**WHAT THIS TASK INVOLVES:** Where the string "Patrick" appears in a line of the data, show that line.
(PROVIDED RECORDS Opens)
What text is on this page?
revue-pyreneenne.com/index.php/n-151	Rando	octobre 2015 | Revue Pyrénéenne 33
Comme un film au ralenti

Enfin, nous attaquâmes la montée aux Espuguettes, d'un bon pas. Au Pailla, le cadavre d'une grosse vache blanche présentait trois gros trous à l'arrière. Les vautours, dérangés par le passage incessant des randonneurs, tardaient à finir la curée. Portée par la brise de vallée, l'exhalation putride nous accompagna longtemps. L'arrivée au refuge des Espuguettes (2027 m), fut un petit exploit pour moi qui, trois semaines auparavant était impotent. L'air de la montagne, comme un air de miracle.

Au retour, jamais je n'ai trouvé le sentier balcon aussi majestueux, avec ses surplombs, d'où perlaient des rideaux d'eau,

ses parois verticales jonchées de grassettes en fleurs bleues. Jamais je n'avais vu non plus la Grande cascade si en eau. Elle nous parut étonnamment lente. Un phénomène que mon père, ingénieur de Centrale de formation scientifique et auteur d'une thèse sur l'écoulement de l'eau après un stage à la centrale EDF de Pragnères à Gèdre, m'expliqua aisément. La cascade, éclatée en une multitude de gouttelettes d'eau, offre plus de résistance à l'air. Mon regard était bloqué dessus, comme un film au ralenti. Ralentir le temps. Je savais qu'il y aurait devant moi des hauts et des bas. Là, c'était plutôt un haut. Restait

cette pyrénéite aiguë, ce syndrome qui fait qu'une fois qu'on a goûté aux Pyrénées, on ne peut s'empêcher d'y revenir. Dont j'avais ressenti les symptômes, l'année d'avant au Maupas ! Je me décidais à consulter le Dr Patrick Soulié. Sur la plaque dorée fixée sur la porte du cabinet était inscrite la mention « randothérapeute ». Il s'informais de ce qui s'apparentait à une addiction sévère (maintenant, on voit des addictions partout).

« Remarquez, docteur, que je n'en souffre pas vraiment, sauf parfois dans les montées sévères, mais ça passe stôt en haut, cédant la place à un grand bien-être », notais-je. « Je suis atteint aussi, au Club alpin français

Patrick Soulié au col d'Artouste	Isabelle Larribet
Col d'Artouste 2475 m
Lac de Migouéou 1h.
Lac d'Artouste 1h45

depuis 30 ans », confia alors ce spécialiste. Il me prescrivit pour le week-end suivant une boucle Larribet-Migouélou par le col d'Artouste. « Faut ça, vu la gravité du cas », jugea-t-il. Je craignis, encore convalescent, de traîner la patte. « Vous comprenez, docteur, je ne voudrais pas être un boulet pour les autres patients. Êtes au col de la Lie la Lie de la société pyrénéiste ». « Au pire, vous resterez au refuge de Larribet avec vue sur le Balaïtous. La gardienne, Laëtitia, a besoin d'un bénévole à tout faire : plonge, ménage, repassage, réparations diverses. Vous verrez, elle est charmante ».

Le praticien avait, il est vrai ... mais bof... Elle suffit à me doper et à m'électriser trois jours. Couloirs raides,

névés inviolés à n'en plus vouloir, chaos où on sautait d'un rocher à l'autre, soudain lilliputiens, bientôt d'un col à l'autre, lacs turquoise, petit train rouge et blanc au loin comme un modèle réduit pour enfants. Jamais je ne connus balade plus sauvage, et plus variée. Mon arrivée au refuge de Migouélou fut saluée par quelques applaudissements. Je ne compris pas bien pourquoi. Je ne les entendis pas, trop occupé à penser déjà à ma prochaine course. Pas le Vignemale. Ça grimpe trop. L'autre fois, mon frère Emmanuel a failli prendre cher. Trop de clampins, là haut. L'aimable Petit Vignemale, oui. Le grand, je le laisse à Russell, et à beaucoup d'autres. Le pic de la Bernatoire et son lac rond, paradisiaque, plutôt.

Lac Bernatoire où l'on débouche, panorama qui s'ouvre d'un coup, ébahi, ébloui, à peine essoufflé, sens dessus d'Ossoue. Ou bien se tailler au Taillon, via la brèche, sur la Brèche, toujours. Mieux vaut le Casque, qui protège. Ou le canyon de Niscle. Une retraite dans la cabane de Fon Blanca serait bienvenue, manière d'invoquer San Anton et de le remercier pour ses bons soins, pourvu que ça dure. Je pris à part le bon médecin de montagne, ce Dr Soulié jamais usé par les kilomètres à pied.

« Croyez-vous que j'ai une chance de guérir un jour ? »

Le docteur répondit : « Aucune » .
(PROVIDED RECORDS Closes)
**REPLY:**
cette pyrénéite aiguë, ce syndrome qui fait qu'une fois qu'on a goûté aux Pyrénées, on ne peut s'empêcher d'y revenir. Dont j'avais ressenti les symptômes, l'année d'avant au Maupas ! Je me décidais à consulter le Dr Patrick Soulié. Sur la plaque dorée fixée sur la porte du cabinet était inscrite la mention « randothérapeute ». Il s'informais de ce qui s'apparentait à une addiction sévère (maintenant, on voit des addictions partout).
Patrick Soulié au col d'Artouste	Isabelle Larribet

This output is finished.